[Document page entries with text]
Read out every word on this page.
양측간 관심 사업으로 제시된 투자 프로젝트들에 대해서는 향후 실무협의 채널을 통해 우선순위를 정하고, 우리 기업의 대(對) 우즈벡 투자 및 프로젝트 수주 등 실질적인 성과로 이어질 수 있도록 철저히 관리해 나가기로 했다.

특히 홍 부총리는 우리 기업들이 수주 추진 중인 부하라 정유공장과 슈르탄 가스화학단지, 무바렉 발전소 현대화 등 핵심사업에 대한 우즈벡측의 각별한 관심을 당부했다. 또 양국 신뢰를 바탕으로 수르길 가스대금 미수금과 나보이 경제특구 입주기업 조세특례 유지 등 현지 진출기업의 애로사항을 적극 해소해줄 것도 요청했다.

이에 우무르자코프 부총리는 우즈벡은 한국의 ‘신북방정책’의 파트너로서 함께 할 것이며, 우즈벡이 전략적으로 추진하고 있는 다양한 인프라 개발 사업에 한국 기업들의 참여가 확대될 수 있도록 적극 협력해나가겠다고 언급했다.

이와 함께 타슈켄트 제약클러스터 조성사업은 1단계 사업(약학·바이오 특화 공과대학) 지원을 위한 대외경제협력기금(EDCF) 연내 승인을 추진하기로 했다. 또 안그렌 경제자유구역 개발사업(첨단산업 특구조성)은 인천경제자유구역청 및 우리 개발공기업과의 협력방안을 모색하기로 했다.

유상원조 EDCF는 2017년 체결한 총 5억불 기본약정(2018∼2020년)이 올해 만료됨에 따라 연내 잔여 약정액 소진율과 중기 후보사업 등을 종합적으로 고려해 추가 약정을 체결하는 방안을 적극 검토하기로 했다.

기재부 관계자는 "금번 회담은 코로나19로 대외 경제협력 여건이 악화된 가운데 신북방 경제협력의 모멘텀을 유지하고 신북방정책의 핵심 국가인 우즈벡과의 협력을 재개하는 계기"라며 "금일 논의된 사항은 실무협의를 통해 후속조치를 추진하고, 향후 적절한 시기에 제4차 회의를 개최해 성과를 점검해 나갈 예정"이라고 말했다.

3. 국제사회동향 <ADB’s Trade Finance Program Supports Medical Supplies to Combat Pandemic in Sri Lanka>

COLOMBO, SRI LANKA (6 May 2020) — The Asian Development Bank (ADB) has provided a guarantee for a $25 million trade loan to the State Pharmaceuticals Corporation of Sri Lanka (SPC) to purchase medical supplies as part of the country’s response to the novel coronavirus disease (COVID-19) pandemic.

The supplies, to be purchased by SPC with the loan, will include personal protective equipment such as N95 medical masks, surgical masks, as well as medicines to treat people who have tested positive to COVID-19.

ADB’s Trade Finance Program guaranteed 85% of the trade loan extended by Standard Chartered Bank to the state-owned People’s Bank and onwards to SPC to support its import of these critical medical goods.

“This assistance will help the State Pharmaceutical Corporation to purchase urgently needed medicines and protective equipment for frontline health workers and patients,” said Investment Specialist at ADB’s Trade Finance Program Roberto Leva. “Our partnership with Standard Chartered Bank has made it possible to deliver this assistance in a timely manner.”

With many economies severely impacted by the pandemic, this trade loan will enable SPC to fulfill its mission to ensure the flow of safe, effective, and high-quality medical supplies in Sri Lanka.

_Exercise brief_: An acceptable answer repeats every entry exactly, with nothing omitted.

_Reply_:
Read out every word on this page.
양측간 관심 사업으로 제시된 투자 프로젝트들에 대해서는 향후 실무협의 채널을 통해 우선순위를 정하고, 우리 기업의 대(對) 우즈벡 투자 및 프로젝트 수주 등 실질적인 성과로 이어질 수 있도록 철저히 관리해 나가기로 했다.

특히 홍 부총리는 우리 기업들이 수주 추진 중인 부하라 정유공장과 슈르탄 가스화학단지, 무바렉 발전소 현대화 등 핵심사업에 대한 우즈벡측의 각별한 관심을 당부했다. 또 양국 신뢰를 바탕으로 수르길 가스대금 미수금과 나보이 경제특구 입주기업 조세특례 유지 등 현지 진출기업의 애로사항을 적극 해소해줄 것도 요청했다.

이에 우무르자코프 부총리는 우즈벡은 한국의 ‘신북방정책’의 파트너로서 함께 할 것이며, 우즈벡이 전략적으로 추진하고 있는 다양한 인프라 개발 사업에 한국 기업들의 참여가 확대될 수 있도록 적극 협력해나가겠다고 언급했다.

이와 함께 타슈켄트 제약클러스터 조성사업은 1단계 사업(약학·바이오 특화 공과대학) 지원을 위한 대외경제협력기금(EDCF) 연내 승인을 추진하기로 했다. 또 안그렌 경제자유구역 개발사업(첨단산업 특구조성)은 인천경제자유구역청 및 우리 개발공기업과의 협력방안을 모색하기로 했다.

유상원조 EDCF는 2017년 체결한 총 5억불 기본약정(2018∼2020년)이 올해 만료됨에 따라 연내 잔여 약정액 소진율과 중기 후보사업 등을 종합적으로 고려해 추가 약정을 체결하는 방안을 적극 검토하기로 했다.

기재부 관계자는 "금번 회담은 코로나19로 대외 경제협력 여건이 악화된 가운데 신북방 경제협력의 모멘텀을 유지하고 신북방정책의 핵심 국가인 우즈벡과의 협력을 재개하는 계기"라며 "금일 논의된 사항은 실무협의를 통해 후속조치를 추진하고, 향후 적절한 시기에 제4차 회의를 개최해 성과를 점검해 나갈 예정"이라고 말했다.

3. 국제사회동향 <ADB’s Trade Finance Program Supports Medical Supplies to Combat Pandemic in Sri Lanka>

COLOMBO, SRI LANKA (6 May 2020) — The Asian Development Bank (ADB) has provided a guarantee for a $25 million trade loan to the State Pharmaceuticals Corporation of Sri Lanka (SPC) to purchase medical supplies as part of the country’s response to the novel coronavirus disease (COVID-19) pandemic.

The supplies, to be purchased by SPC with the loan, will include personal protective equipment such as N95 medical masks, surgical masks, as well as medicines to treat people who have tested positive to COVID-19.

ADB’s Trade Finance Program guaranteed 85% of the trade loan extended by Standard Chartered Bank to the state-owned People’s Bank and onwards to SPC to support its import of these critical medical goods.

“This assistance will help the State Pharmaceutical Corporation to purchase urgently needed medicines and protective equipment for frontline health workers and patients,” said Investment Specialist at ADB’s Trade Finance Program Roberto Leva. “Our partnership with Standard Chartered Bank has made it possible to deliver this assistance in a timely manner.”

With many economies severely impacted by the pandemic, this trade loan will enable SPC to fulfill its mission to ensure the flow of safe, effective, and high-quality medical supplies in Sri Lanka.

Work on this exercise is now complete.